╭─ Extracted entries

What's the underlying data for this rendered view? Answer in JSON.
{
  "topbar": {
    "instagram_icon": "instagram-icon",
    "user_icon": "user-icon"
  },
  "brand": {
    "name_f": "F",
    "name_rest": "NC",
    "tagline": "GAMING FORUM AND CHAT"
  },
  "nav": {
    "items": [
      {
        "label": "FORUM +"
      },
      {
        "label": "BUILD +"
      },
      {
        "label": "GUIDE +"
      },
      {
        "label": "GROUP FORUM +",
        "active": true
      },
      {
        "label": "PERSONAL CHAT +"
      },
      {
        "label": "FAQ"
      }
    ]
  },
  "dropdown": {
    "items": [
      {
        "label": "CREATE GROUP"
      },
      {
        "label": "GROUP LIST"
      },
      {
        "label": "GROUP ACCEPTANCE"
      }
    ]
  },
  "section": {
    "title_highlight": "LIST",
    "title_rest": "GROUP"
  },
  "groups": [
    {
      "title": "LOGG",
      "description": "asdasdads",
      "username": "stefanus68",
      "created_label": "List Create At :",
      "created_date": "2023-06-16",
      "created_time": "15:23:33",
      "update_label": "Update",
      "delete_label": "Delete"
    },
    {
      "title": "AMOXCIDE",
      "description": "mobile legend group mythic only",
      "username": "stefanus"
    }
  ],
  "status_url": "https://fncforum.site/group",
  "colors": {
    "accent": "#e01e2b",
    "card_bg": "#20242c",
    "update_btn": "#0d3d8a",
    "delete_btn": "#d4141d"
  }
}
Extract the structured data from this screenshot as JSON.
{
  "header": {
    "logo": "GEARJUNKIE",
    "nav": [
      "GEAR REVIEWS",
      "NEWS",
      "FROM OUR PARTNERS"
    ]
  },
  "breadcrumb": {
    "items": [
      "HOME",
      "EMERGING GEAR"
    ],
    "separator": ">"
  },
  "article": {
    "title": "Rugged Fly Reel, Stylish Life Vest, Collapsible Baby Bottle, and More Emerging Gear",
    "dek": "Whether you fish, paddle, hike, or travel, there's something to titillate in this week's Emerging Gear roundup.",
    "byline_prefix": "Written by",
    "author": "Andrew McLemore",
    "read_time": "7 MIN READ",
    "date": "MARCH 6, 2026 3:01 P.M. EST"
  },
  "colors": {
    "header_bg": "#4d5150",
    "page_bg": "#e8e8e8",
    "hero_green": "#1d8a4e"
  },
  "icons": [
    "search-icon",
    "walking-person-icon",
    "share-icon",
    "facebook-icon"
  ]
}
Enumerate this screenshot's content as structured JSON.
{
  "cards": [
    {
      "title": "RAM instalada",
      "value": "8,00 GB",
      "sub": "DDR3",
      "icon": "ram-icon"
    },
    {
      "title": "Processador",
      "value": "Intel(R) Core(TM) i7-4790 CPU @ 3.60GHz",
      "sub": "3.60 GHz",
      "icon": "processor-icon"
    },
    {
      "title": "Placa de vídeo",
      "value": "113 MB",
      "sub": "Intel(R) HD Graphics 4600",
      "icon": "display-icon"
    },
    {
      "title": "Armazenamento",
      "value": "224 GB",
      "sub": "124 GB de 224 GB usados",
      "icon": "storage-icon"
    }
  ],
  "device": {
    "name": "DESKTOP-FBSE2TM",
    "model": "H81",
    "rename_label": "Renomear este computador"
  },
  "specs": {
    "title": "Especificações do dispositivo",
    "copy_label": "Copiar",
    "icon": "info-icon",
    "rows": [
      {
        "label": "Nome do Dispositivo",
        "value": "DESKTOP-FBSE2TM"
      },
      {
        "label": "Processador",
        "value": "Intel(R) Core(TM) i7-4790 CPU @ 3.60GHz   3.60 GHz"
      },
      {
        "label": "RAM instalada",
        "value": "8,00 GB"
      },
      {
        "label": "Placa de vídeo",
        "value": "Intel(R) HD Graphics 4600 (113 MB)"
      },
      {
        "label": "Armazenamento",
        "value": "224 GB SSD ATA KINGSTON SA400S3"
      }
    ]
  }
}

╰─

» **Instructions for the task**
Write the data from above out again, exactly.

» **Final result**
What's the underlying data for this rendered view? Answer in JSON.
{
  "topbar": {
    "instagram_icon": "instagram-icon",
    "user_icon": "user-icon"
  },
  "brand": {
    "name_f": "F",
    "name_rest": "NC",
    "tagline": "GAMING FORUM AND CHAT"
  },
  "nav": {
    "items": [
      {
        "label": "FORUM +"
      },
      {
        "label": "BUILD +"
      },
      {
        "label": "GUIDE +"
      },
      {
        "label": "GROUP FORUM +",
        "active": true
      },
      {
        "label": "PERSONAL CHAT +"
      },
      {
        "label": "FAQ"
      }
    ]
  },
  "dropdown": {
    "items": [
      {
        "label": "CREATE GROUP"
      },
      {
        "label": "GROUP LIST"
      },
      {
        "label": "GROUP ACCEPTANCE"
      }
    ]
  },
  "section": {
    "title_highlight": "LIST",
    "title_rest": "GROUP"
  },
  "groups": [
    {
      "title": "LOGG",
      "description": "asdasdads",
      "username": "stefanus68",
      "created_label": "List Create At :",
      "created_date": "2023-06-16",
      "created_time": "15:23:33",
      "update_label": "Update",
      "delete_label": "Delete"
    },
    {
      "title": "AMOXCIDE",
      "description": "mobile legend group mythic only",
      "username": "stefanus"
    }
  ],
  "status_url": "https://fncforum.site/group",
  "colors": {
    "accent": "#e01e2b",
    "card_bg": "#20242c",
    "update_btn": "#0d3d8a",
    "delete_btn": "#d4141d"
  }
}
Extract the structured data from this screenshot as JSON.
{
  "header": {
    "logo": "GEARJUNKIE",
    "nav": [
      "GEAR REVIEWS",
      "NEWS",
      "FROM OUR PARTNERS"
    ]
  },
  "breadcrumb": {
    "items": [
      "HOME",
      "EMERGING GEAR"
    ],
    "separator": ">"
  },
  "article": {
    "title": "Rugged Fly Reel, Stylish Life Vest, Collapsible Baby Bottle, and More Emerging Gear",
    "dek": "Whether you fish, paddle, hike, or travel, there's something to titillate in this week's Emerging Gear roundup.",
    "byline_prefix": "Written by",
    "author": "Andrew McLemore",
    "read_time": "7 MIN READ",
    "date": "MARCH 6, 2026 3:01 P.M. EST"
  },
  "colors": {
    "header_bg": "#4d5150",
    "page_bg": "#e8e8e8",
    "hero_green": "#1d8a4e"
  },
  "icons": [
    "search-icon",
    "walking-person-icon",
    "share-icon",
    "facebook-icon"
  ]
}
Enumerate this screenshot's content as structured JSON.
{
  "cards": [
    {
      "title": "RAM instalada",
      "value": "8,00 GB",
      "sub": "DDR3",
      "icon": "ram-icon"
    },
    {
      "title": "Processador",
      "value": "Intel(R) Core(TM) i7-4790 CPU @ 3.60GHz",
      "sub": "3.60 GHz",
      "icon": "processor-icon"
    },
    {
      "title": "Placa de vídeo",
      "value": "113 MB",
      "sub": "Intel(R) HD Graphics 4600",
      "icon": "display-icon"
    },
    {
      "title": "Armazenamento",
      "value": "224 GB",
      "sub": "124 GB de 224 GB usados",
      "icon": "storage-icon"
    }
  ],
  "device": {
    "name": "DESKTOP-FBSE2TM",
    "model": "H81",
    "rename_label": "Renomear este computador"
  },
  "specs": {
    "title": "Especificações do dispositivo",
    "copy_label": "Copiar",
    "icon": "info-icon",
    "rows": [
      {
        "label": "Nome do Dispositivo",
        "value": "DESKTOP-FBSE2TM"
      },
      {
        "label": "Processador",
        "value": "Intel(R) Core(TM) i7-4790 CPU @ 3.60GHz   3.60 GHz"
      },
      {
        "label": "RAM instalada",
        "value": "8,00 GB"
      },
      {
        "label": "Placa de vídeo",
        "value": "Intel(R) HD Graphics 4600 (113 MB)"
      },
      {
        "label": "Armazenamento",
        "value": "224 GB SSD ATA KINGSTON SA400S3"
      }
    ]
  }
}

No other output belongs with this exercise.